▶ Stated goal: Copy all lines below containing "values".

▶ Data excerpts:
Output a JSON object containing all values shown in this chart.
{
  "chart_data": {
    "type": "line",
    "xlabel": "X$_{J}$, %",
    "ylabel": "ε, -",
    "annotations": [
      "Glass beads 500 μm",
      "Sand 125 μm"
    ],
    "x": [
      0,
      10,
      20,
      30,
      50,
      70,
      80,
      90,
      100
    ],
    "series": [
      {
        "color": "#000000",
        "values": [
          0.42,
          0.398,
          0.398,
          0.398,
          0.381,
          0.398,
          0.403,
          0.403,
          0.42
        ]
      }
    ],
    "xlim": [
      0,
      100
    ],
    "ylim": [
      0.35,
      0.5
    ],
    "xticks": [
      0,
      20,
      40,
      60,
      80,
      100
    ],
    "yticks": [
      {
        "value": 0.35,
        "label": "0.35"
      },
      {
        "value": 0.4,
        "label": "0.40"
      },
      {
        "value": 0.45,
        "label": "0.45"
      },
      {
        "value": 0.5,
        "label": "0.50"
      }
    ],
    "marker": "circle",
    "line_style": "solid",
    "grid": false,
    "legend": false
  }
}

▶ Exercise answer:
Output a JSON object containing all values shown in this chart.
        "values": [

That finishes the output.